(Directions): Copy out every line that contains "JSON".

[BEGIN Records for this exercise]

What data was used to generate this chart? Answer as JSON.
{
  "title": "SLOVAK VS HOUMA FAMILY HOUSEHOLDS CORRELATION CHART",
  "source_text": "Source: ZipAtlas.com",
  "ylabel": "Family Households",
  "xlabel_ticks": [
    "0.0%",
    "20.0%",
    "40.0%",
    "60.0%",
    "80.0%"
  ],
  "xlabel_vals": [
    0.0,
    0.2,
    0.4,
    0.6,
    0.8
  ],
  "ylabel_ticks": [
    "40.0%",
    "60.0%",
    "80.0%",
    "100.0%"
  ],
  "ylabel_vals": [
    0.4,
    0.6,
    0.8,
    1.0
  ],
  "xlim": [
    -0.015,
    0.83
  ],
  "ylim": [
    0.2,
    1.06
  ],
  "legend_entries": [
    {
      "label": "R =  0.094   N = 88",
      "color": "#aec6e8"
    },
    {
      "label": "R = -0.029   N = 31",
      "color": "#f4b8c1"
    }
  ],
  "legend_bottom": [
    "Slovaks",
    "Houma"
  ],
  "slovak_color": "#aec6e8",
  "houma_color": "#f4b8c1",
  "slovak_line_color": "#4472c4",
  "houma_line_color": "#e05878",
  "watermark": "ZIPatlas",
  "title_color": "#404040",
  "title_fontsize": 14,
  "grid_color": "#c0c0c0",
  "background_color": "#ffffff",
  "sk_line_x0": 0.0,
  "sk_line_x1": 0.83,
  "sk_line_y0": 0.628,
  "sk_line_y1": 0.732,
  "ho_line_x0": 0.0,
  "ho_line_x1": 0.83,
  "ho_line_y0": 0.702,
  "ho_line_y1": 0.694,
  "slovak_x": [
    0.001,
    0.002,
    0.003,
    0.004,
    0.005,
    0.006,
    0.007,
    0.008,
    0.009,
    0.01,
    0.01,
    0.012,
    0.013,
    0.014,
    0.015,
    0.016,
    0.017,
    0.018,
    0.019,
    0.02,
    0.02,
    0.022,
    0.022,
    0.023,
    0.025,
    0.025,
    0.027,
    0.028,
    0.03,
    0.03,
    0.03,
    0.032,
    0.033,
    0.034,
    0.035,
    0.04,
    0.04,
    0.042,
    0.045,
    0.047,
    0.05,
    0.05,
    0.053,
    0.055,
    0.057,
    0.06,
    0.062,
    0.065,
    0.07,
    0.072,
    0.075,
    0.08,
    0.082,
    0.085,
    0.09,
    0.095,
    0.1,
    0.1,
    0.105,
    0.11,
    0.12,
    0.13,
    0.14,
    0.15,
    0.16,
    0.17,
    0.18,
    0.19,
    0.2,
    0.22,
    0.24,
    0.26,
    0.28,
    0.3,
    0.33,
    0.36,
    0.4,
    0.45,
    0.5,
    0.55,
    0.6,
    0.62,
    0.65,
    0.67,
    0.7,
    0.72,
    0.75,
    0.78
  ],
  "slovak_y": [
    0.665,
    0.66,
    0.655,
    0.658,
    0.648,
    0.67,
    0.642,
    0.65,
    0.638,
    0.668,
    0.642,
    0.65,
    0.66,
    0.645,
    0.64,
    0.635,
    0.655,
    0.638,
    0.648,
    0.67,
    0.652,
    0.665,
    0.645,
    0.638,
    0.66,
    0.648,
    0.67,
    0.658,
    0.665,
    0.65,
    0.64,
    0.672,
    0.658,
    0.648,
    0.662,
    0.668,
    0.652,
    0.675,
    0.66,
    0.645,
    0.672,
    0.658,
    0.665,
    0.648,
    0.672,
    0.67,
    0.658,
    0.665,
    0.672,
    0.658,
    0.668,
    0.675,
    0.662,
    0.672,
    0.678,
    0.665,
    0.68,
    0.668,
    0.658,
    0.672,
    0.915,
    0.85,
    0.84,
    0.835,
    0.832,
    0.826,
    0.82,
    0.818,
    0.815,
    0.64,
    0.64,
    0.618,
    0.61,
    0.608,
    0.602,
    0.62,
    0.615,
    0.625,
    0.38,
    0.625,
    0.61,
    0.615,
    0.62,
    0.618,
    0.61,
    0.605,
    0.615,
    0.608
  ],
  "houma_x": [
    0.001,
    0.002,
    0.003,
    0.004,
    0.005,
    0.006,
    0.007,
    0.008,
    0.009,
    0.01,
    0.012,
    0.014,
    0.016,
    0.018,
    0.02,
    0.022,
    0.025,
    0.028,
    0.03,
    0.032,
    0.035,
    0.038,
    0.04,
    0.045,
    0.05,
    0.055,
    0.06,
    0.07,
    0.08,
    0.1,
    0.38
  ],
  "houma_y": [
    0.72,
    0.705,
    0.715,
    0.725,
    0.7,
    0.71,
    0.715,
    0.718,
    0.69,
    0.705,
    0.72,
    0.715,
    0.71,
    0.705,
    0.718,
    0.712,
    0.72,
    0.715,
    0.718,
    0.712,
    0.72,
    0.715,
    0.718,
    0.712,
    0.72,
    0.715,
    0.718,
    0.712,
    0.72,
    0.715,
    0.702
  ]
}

[END Records for this exercise]
[BEGIN Records for this exercise]

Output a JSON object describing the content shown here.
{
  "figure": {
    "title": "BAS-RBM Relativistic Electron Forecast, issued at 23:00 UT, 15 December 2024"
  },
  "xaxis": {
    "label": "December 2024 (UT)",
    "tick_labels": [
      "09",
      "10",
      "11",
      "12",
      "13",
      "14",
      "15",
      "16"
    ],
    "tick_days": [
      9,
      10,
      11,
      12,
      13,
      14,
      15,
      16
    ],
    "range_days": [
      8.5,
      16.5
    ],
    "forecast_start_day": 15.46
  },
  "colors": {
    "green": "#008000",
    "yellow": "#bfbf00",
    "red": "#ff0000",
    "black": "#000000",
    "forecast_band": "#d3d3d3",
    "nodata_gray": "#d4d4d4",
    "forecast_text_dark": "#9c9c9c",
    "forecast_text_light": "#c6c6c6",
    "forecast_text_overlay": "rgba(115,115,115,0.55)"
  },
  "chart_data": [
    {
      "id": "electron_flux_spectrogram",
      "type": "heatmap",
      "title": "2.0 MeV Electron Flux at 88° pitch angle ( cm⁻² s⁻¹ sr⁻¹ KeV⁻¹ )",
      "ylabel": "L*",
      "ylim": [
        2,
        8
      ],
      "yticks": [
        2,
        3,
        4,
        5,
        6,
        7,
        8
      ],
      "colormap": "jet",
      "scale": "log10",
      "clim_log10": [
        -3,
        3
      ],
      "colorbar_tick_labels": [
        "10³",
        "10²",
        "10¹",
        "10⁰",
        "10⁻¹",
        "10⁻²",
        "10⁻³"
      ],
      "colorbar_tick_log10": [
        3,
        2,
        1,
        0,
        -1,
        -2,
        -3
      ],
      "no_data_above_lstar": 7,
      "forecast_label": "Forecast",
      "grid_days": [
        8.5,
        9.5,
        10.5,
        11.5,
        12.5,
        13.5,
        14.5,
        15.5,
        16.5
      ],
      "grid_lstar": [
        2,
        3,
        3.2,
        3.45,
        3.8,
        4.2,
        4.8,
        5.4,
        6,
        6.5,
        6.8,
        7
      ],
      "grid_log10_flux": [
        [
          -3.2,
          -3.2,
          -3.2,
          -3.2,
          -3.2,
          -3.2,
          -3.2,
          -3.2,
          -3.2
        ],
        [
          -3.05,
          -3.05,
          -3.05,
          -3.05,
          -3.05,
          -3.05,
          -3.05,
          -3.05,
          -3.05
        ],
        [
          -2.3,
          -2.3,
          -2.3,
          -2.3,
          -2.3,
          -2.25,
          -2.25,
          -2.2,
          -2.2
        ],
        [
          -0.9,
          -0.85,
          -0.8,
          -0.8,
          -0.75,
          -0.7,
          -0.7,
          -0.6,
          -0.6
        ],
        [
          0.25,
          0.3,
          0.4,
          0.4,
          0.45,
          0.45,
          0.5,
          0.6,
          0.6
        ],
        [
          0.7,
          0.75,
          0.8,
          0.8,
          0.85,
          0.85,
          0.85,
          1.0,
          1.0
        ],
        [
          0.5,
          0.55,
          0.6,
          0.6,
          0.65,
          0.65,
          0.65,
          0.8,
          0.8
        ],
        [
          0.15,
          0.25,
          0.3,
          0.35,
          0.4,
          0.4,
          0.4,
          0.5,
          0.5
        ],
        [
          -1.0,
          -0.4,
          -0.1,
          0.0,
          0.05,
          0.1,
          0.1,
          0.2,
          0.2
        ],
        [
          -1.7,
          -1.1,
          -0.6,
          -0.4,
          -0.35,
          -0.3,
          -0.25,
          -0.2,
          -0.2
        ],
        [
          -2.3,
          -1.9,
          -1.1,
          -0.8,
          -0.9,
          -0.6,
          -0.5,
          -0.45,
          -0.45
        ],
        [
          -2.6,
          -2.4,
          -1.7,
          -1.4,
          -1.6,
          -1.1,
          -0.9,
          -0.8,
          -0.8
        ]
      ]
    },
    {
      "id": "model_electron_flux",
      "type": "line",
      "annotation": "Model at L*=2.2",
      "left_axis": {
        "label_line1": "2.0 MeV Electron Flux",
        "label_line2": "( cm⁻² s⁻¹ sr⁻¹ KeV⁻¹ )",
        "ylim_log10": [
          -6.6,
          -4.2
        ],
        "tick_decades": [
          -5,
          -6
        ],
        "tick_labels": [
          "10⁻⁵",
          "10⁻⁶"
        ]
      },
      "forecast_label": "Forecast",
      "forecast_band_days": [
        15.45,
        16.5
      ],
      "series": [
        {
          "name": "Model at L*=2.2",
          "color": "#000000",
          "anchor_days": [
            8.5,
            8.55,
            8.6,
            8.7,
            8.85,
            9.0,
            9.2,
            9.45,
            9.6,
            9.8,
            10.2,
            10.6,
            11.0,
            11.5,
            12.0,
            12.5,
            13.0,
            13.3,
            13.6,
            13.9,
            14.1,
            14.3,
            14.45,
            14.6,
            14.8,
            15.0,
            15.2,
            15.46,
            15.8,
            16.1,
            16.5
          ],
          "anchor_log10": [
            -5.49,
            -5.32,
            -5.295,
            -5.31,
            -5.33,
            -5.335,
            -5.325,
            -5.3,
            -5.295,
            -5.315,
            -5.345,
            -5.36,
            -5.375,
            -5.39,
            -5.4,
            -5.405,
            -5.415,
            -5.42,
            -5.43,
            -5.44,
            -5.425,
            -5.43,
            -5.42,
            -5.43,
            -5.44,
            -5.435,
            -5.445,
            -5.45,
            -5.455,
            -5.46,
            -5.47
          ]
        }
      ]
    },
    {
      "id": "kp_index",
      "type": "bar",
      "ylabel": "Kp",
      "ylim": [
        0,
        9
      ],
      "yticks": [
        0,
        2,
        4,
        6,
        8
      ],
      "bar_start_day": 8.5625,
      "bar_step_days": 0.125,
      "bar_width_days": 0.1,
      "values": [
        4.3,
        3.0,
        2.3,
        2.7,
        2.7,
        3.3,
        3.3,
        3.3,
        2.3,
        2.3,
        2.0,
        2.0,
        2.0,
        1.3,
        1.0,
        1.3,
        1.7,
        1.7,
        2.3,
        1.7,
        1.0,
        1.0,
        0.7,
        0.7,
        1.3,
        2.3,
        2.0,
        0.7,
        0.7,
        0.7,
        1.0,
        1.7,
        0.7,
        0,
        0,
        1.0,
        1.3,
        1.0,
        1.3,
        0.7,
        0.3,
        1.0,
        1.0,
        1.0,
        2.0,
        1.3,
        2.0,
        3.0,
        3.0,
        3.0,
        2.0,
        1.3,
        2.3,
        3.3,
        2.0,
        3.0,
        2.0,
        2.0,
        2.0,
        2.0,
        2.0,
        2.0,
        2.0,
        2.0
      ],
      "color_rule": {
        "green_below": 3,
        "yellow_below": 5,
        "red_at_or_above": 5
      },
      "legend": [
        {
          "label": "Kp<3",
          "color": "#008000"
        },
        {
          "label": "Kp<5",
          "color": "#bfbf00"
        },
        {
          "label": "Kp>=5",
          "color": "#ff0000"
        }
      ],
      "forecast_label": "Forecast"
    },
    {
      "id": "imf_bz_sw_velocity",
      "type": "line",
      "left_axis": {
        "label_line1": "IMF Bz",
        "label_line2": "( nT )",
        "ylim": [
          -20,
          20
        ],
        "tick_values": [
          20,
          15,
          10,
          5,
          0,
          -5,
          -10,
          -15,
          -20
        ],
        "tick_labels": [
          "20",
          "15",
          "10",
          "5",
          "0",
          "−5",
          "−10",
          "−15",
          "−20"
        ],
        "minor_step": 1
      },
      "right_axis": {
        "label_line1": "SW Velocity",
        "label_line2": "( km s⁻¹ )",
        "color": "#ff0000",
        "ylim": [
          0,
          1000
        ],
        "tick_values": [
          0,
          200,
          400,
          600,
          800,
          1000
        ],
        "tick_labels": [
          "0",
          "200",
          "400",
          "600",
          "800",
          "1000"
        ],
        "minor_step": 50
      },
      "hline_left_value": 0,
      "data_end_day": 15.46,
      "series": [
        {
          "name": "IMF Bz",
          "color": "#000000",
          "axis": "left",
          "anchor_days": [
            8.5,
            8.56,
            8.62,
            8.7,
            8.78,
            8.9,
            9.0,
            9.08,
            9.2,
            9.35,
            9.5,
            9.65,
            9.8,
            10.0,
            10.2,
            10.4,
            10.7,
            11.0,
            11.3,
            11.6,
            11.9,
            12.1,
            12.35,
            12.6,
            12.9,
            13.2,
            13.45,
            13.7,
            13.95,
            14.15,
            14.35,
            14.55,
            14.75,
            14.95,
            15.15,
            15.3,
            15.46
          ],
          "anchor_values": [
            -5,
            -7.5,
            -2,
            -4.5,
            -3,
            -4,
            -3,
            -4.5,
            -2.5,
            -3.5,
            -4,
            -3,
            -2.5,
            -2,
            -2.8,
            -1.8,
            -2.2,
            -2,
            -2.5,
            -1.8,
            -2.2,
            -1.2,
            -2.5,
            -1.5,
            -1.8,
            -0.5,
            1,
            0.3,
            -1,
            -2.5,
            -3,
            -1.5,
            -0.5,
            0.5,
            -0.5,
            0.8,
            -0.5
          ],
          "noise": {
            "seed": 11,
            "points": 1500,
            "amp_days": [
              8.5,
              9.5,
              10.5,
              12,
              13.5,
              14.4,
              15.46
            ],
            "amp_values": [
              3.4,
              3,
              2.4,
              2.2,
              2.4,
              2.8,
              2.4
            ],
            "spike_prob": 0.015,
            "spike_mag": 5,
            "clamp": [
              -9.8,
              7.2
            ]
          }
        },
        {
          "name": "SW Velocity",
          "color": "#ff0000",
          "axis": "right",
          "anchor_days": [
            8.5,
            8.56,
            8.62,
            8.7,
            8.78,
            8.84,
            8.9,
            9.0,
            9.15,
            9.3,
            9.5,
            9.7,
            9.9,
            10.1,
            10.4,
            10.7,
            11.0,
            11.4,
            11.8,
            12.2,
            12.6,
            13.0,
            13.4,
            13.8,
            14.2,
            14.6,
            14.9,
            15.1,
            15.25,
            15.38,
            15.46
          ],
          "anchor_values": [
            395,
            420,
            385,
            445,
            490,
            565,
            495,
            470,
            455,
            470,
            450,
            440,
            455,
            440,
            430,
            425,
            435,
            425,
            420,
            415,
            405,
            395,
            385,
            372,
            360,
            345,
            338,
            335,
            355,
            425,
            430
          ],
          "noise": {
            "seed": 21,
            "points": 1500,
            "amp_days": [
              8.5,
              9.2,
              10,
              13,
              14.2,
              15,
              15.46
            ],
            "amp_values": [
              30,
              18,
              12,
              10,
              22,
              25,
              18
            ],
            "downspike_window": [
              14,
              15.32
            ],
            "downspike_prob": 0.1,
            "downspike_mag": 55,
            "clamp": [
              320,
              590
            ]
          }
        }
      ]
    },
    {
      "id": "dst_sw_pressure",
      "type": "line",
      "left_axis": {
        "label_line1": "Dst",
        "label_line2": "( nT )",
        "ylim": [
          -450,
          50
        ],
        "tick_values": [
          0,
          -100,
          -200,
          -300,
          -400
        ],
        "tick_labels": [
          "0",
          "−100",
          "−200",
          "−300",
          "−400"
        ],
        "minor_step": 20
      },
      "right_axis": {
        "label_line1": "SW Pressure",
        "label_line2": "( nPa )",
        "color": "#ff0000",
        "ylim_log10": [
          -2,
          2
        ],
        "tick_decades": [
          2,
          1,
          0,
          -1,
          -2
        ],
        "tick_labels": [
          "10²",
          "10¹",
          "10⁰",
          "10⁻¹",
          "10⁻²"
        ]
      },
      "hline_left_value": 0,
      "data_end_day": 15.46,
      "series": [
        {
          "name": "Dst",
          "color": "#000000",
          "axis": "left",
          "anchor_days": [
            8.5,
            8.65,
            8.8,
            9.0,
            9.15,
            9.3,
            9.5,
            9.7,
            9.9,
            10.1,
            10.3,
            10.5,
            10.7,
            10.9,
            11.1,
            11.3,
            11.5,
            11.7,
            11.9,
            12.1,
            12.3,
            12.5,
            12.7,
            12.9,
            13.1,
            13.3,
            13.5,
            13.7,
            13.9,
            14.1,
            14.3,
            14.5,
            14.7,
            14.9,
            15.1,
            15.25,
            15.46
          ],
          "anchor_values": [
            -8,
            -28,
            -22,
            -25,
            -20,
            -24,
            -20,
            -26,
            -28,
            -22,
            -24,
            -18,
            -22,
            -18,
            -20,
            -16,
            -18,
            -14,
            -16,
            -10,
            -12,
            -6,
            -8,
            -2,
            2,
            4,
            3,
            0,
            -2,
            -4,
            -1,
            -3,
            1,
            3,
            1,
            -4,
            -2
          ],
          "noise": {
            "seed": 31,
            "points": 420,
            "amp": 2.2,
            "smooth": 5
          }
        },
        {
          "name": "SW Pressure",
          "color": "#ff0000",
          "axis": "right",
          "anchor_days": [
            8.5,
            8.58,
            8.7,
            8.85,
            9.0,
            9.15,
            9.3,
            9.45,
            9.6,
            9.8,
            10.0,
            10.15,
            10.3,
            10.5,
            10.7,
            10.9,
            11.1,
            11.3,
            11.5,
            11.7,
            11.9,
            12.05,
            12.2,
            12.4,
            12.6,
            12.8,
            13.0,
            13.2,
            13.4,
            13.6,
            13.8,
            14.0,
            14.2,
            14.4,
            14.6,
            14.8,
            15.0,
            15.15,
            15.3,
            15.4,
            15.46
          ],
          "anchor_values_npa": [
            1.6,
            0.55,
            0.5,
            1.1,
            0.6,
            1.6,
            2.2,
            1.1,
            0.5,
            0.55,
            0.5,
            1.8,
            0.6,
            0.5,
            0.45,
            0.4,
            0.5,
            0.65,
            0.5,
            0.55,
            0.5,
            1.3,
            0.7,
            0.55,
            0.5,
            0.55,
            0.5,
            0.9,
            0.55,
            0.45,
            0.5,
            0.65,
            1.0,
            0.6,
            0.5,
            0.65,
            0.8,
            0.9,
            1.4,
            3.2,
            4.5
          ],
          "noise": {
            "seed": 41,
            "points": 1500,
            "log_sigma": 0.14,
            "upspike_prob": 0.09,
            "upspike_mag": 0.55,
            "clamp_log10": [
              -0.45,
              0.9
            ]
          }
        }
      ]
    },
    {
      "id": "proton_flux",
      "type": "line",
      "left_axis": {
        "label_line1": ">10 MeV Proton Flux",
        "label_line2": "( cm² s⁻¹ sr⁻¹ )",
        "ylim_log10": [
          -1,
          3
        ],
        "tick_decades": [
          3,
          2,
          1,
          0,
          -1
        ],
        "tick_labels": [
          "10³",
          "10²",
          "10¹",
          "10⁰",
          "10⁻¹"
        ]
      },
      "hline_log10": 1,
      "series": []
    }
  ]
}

[END Records for this exercise]

(Answer to the task):
What data was used to generate this chart? Answer as JSON.
Output a JSON object describing the content shown here.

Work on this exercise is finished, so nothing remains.